▶ _Texto de estudio_:
# # # #
Reflexiones de un homosexual en cuarentena

-J.

Probablemente, una de las experiencias más relevantes en la vida de cualquier hombre homosexual sea su primera incursión en algún espacio gay. Yo, por ejemplo, recuerdo perfectamente la mía. Entre mentiras blancas y medias verdades a mis padres, poco presupuesto y mucha improvisación; mis amigues y yo logramos llegar a un pequeño antro en el centro de la Ciudad de México. Siendo sincero, en aquel lugar apenas se podía bailar y respirar; sin embargo, toda la noche me cobijó la calidez de una empatía que desconocía y me otorgó una protección para ser yo mismo — sin tapujos o precauciones — que hasta entonces solo había imaginado.

Muchas veces, estos lugares significan para nosotros una introducción a lo “público”, además de que nos posibilitan capturar espacios y desarrollar prácticas que tradicionalmente se nos han prohibido. Nos permiten adentrarnos a una cultura que, como explica Michael K. Schuessler en su libro “México se escribe con J”, la heterosexualidad ha relegado históricamente a lo clandestino y subterráneo. Una cultura que es nuestra y que, tal vez porque compartimos algunas experiencias durante nuestro periodo de autodescubrimiento, nos pertenece desde antes que estemos conscientes de ello.

La historia de los hombres gay siempre ha dependido significativamente de estos pasajes urbanos, sumamente centralizados, en donde pretendemos desafiar la confinación de la homosexualidad en el ámbito de lo privado. Se observa, por ejemplo, en lo que se conoció como el Baile de los 41 en 1901, por el cual, como indica Miguel Ángel Barrón Gavito, el periódico Popular publicó una nota que describía que hombres “que estaban vestidos con ropas de mujer, pretendieron huir para quitarse los vestidos del sexo contrario al suyo”. Asimismo, se advierte en el clásico y pionero de la literatura gay mexicana “El vampiro de la colonia Roma” de Luis Zapata, en el que Adonis García, su personaje principal, se introduce en el mundo de las personas “de ambiente” y liga a plena luz del día en lugares como la esquina de Niza y Reforma, aquella de Insurgentes y Baja California o en los baños de Sanborns, por ahí de la década de los setenta. También se detecta en los años ochenta con el famoso bar El Nueve, fundado por Henri Donnadieu y ubicado en la Zona Rosa, como describe Guillermo Osorno en su libro “Tengo que morir todas las noches”.
# # # #
▶ _Material mostrado_:
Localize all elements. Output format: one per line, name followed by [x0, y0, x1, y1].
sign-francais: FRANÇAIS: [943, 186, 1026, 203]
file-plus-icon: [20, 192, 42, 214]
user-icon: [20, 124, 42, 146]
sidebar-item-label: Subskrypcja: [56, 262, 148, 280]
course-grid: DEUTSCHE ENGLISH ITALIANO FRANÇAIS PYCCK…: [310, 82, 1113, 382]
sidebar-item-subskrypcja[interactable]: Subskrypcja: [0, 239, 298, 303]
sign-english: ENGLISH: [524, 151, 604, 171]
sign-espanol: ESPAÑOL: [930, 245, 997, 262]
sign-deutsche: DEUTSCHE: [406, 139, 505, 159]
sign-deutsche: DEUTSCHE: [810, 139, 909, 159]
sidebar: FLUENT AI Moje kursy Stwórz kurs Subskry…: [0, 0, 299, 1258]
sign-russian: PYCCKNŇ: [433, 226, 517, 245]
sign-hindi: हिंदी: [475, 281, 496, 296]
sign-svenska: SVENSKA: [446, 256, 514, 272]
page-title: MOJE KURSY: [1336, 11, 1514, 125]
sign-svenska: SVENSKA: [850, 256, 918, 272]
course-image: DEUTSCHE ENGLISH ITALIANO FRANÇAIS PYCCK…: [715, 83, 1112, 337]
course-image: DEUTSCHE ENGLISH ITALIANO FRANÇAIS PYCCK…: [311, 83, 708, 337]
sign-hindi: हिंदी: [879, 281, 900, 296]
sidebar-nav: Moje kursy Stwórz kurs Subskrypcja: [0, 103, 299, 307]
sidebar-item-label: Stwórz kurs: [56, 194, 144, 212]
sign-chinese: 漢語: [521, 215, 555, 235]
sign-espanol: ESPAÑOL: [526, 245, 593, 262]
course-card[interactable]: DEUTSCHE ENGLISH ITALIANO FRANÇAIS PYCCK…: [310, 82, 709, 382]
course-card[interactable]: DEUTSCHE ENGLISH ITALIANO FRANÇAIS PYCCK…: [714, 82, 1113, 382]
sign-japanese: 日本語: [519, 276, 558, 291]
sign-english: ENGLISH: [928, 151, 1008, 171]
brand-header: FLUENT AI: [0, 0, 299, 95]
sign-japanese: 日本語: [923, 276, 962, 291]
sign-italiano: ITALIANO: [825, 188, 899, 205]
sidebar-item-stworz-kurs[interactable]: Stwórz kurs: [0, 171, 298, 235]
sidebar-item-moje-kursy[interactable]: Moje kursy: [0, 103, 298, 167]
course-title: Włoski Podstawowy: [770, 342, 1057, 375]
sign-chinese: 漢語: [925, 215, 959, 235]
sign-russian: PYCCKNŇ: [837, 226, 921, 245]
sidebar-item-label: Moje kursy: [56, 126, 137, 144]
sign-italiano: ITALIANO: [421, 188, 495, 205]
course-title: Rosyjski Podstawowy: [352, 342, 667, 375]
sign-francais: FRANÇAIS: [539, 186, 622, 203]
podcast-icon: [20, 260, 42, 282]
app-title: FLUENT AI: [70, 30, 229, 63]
# # # #
▶ _Tareas requeridas_:
1: Indica si cada afirmación coincide con el texto de estudio y respalda cada respuesta (sí o no) con las palabras textuales que lo deciden: (a) la primera visita del autor a un espacio gay fue a un pequeño antro en el centro de la Ciudad de México; (b) el bar El Nueve estaba en la colonia Roma; (c) el Baile de los 41 tuvo lugar en 1901.
2: Pasa al inglés esta oración del texto de estudio: «Probablemente, una de las experiencias más relevantes en la vida de cualquier hombre homosexual sea su primera incursión en algún espacio gay.»
3: Prosigue las reflexiones sobre los espacios gay a partir de la última oración del texto de estudio.
Los registros no tienen relación con el texto de estudio.

▶ _Resultados_:
1:
(a) Sí: «logramos llegar a un pequeño antro en el centro de la Ciudad de México».
(b) No: «ubicado en la Zona Rosa».
(c) Sí: «el Baile de los 41 en 1901».

2: Probably one of the most significant experiences in the life of any gay man is his first foray into a gay space.

3:
Es indudable que, considerando esta tradición de encontrar en el exterior nuestro verdadero interior, la cuarentena que estamos viviendo nos perjudica gravemente. Especialmente, afecta a aquellos que encuentran en espacios gay un lugar al cual recurrir cuando la homofobia inunda la mayoría de los hogares de México. También aflige a quienes inevitablemente se han visto separados de aquellas personas en quienes han edificado un espacio seguro. Adicionalmente, impacta negativamente a nuestra lucha política cuando se vuelve necesario cancelar las Marchas del Orgullo a nivel nacional— una de las pocas maneras en las que se ha resistido contra la centralización del movimiento en la Ciudad de México— en las que, como explica Martín H. González , salimos a marchar desde 1979 junto con nuestres hermanes del colectivo LGBTTTIQ para reivindicar que “no hay libertad política si no hay libertad sexual”. 

Autor: Christian Palma.

Claramente, dentro de la comunidad de hombres gay, tenemos demasiados problemas. Y es justamente ahora, ante la imposibilidad de momentos de recreación homosexual— que aunque no son menos importantes, cada vez contribuyen menos a la agenda LGBTTTIQ en política nacional— cuando podemos reflexionar y cuestionarnos sobre por quién, por qué y cómo estamos luchando. A veces, desde la distancia no dejamos de hacernos daño a nosotros y a otres con la replicación de dinámicas de poder que caracterizan a la heterosexualidad y a las masculinidades hegemónicas. Tampoco hemos podido deshacernos de la repugnante discriminación que impide que derechos y representación mediática puedan ser gozados plenamente por minorías raciales. Frecuentemente hemos olvidado e invisibilizado a minorías dentro de esta minoría, como son las personas migrantes, los adultos mayores, las personas con discapacidad, las personas indígenas y las personas en situación de pobreza cuya lucha por la dignidad tiene varios frentes y quienes no tienen acceso a, o quienes se les han negado, estos espacios gay. Ante la llegada de una crisis económica sin precedentes, que posiblemente se traduzca en importantes cambios sociales o políticos, no podemos dejar de luchar junto a ellos hasta que la dignidad y la libertad sean para todes y no solo para algunos cuantos hombres homosexuales.